#### [Job]
Copy every line of the records below where the word "关于原点对称后" occurs.

-- -- --

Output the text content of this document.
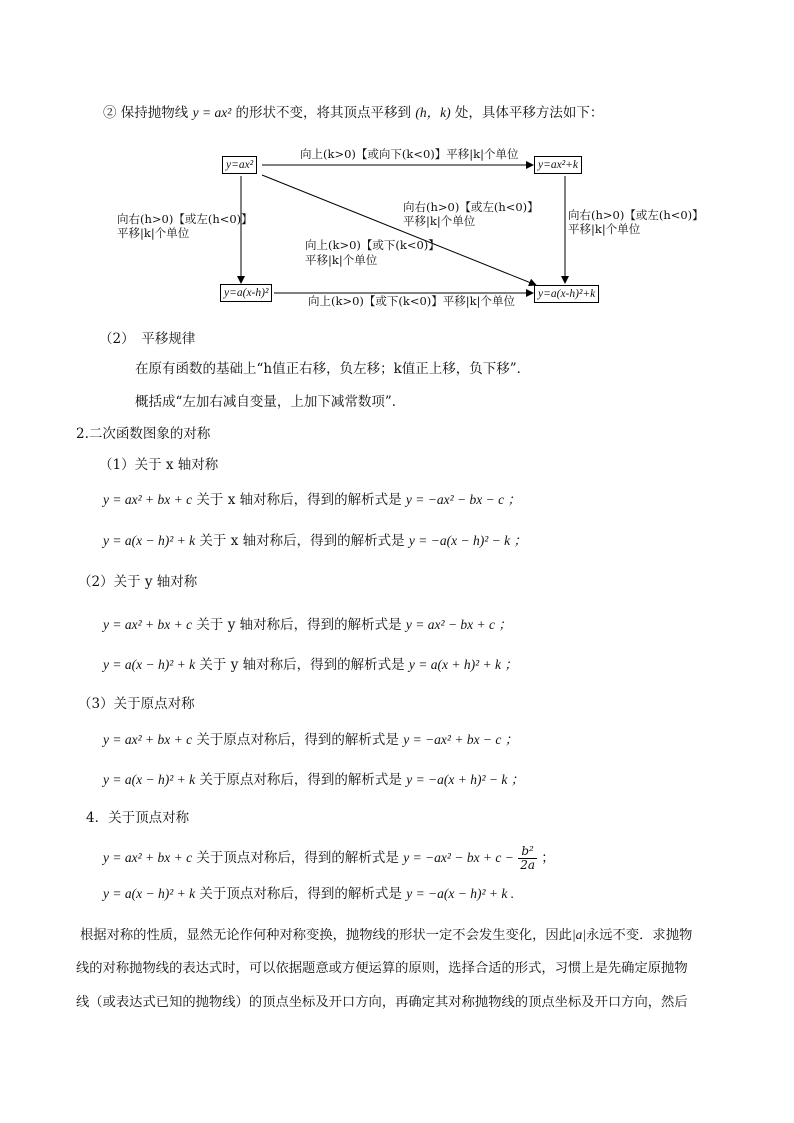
② 保持抛物线 y = ax² 的形状不变，将其顶点平移到 (h，k) 处，具体平移方法如下：
y=ax²	y=ax²+k
y=a(x-h)²	y=a(x-h)²+k
向上(k>0)【或向下(k<0)】平移|k|个单位
向上(k>0)【或下(k<0)】平移|k|个单位
向右(h>0)【或左(h<0)】
平移|k|个单位
向右(h>0)【或左(h<0)】
平移|k|个单位
向右(h>0)【或左(h<0)】
平移|k|个单位
向上(k>0)【或下(k<0)】
平移|k|个单位
（2）　平移规律
在原有函数的基础上“h值正右移，负左移；k值正上移，负下移”．
概括成“左加右减自变量，上加下减常数项”．
2.二次函数图象的对称
（1）关于 x 轴对称
y = ax² + bx + c 关于 x 轴对称后，得到的解析式是 y = −ax² − bx − c ；
y = a(x − h)² + k 关于 x 轴对称后，得到的解析式是 y = −a(x − h)² − k ；
（2）关于 y 轴对称
y = ax² + bx + c 关于 y 轴对称后，得到的解析式是 y = ax² − bx + c ；
y = a(x − h)² + k 关于 y 轴对称后，得到的解析式是 y = a(x + h)² + k ；
（3）关于原点对称
y = ax² + bx + c 关于原点对称后，得到的解析式是 y = −ax² + bx − c ；
y = a(x − h)² + k 关于原点对称后，得到的解析式是 y = −a(x + h)² − k ；
4．关于顶点对称
y = ax² + bx + c 关于顶点对称后，得到的解析式是 y = −ax² − bx + $c - \frac{\text{b²}}{2a}$ ；
y = a(x − h)² + k 关于顶点对称后，得到的解析式是 y = −a(x − h)² + k .
根据对称的性质，显然无论作何种对称变换，抛物线的形状一定不会发生变化，因此|a|永远不变．求抛物
线的对称抛物线的表达式时，可以依据题意或方便运算的原则，选择合适的形式，习惯上是先确定原抛物
线（或表达式已知的抛物线）的顶点坐标及开口方向，再确定其对称抛物线的顶点坐标及开口方向，然后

-- -- --

#### [Exercise response]
y = ax² + bx + c 关于原点对称后，得到的解析式是 y = −ax² + bx − c ；
y = a(x − h)² + k 关于原点对称后，得到的解析式是 y = −a(x + h)² − k ；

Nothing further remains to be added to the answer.